**Data entries**
####

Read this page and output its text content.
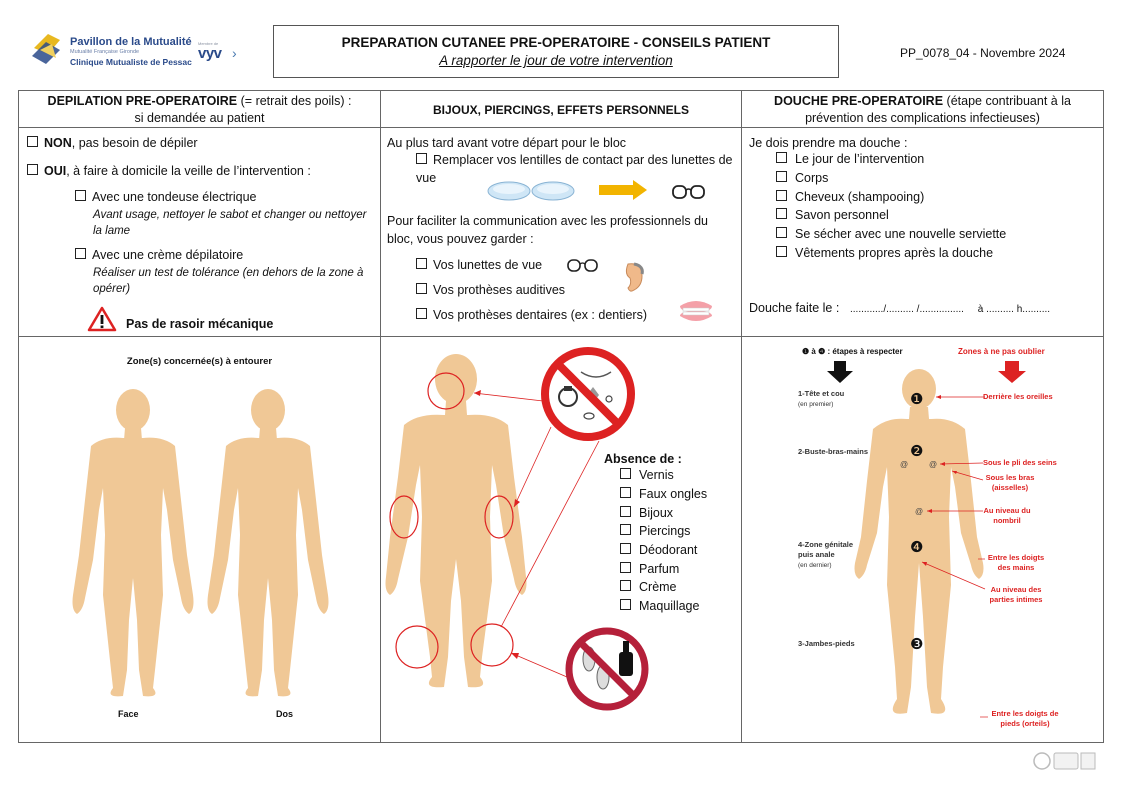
Pavillon de la Mutualité
Mutualité Française Gironde
Clinique Mutualiste de Pessac
Membre de
vyv ›
PREPARATION CUTANEE PRE-OPERATOIRE - CONSEILS PATIENT
A rapporter le jour de votre intervention	PP_0078_04 - Novembre 2024
DEPILATION PRE-OPERATOIRE (= retrait des poils) :
si demandée au patient
BIJOUX, PIERCINGS, EFFETS PERSONNELS
DOUCHE PRE-OPERATOIRE (étape contribuant à la
prévention des complications infectieuses)
NON, pas besoin de dépiler
OUI, à faire à domicile la veille de l’intervention :
Avec une tondeuse électrique
Avant usage, nettoyer le sabot et changer ou nettoyer la lame
Avec une crème dépilatoire
Réaliser un test de tolérance (en dehors de la zone à opérer)
Pas de rasoir mécanique
Au plus tard avant votre départ pour le bloc
Remplacer vos lentilles de contact par des lunettes de vue
Pour faciliter la communication avec les professionnels du bloc, vous pouvez garder :
Vos lunettes de vue
Vos prothèses auditives
Vos prothèses dentaires (ex : dentiers)
Je dois prendre ma douche :
Le jour de l’intervention
Corps
Cheveux (shampooing)
Savon personnel
Se sécher avec une nouvelle serviette
Vêtements propres après la douche
Douche faite le : ............/.......... /................     à .......... h..........
Zone(s) concernée(s) à entourer
Face	Dos
Absence de :
Vernis
Faux ongles
Bijoux
Piercings
Déodorant
Parfum
Crème
Maquillage
❶ à ❹ : étapes à respecter	Zones à ne pas oublier
@	@
@
❶
❷
❸
❹
1-Tête et cou
(en premier)
2-Buste-bras-mains
4-Zone génitale puis anale
(en dernier)
3-Jambes-pieds
Derrière les oreilles
Sous le pli des seins
Sous les bras (aisselles)
Au niveau du nombril
Entre les doigts des mains
Au niveau des parties intimes
Entre les doigts de pieds (orteils)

####

**Directions for this task**
Quote all the lines above exactly as given. Do not include the pictures.

**Expected output**
Read this page and output its text content.
Pavillon de la Mutualité
Mutualité Française Gironde
Clinique Mutualiste de Pessac
Membre de
vyv ›
PREPARATION CUTANEE PRE-OPERATOIRE - CONSEILS PATIENT
A rapporter le jour de votre intervention	PP_0078_04 - Novembre 2024
DEPILATION PRE-OPERATOIRE (= retrait des poils) :
si demandée au patient
BIJOUX, PIERCINGS, EFFETS PERSONNELS
DOUCHE PRE-OPERATOIRE (étape contribuant à la
prévention des complications infectieuses)
NON, pas besoin de dépiler
OUI, à faire à domicile la veille de l’intervention :
Avec une tondeuse électrique
Avant usage, nettoyer le sabot et changer ou nettoyer la lame
Avec une crème dépilatoire
Réaliser un test de tolérance (en dehors de la zone à opérer)
Pas de rasoir mécanique
Au plus tard avant votre départ pour le bloc
Remplacer vos lentilles de contact par des lunettes de vue
Pour faciliter la communication avec les professionnels du bloc, vous pouvez garder :
Vos lunettes de vue
Vos prothèses auditives
Vos prothèses dentaires (ex : dentiers)
Je dois prendre ma douche :
Le jour de l’intervention
Corps
Cheveux (shampooing)
Savon personnel
Se sécher avec une nouvelle serviette
Vêtements propres après la douche
Douche faite le : ............/.......... /................     à .......... h..........
Zone(s) concernée(s) à entourer
Face	Dos
Absence de :
Vernis
Faux ongles
Bijoux
Piercings
Déodorant
Parfum
Crème
Maquillage
❶ à ❹ : étapes à respecter	Zones à ne pas oublier
@	@
@
❶
❷
❸
❹
1-Tête et cou
(en premier)
2-Buste-bras-mains
4-Zone génitale puis anale
(en dernier)
3-Jambes-pieds
Derrière les oreilles
Sous le pli des seins
Sous les bras (aisselles)
Au niveau du nombril
Entre les doigts des mains
Au niveau des parties intimes
Entre les doigts de pieds (orteils)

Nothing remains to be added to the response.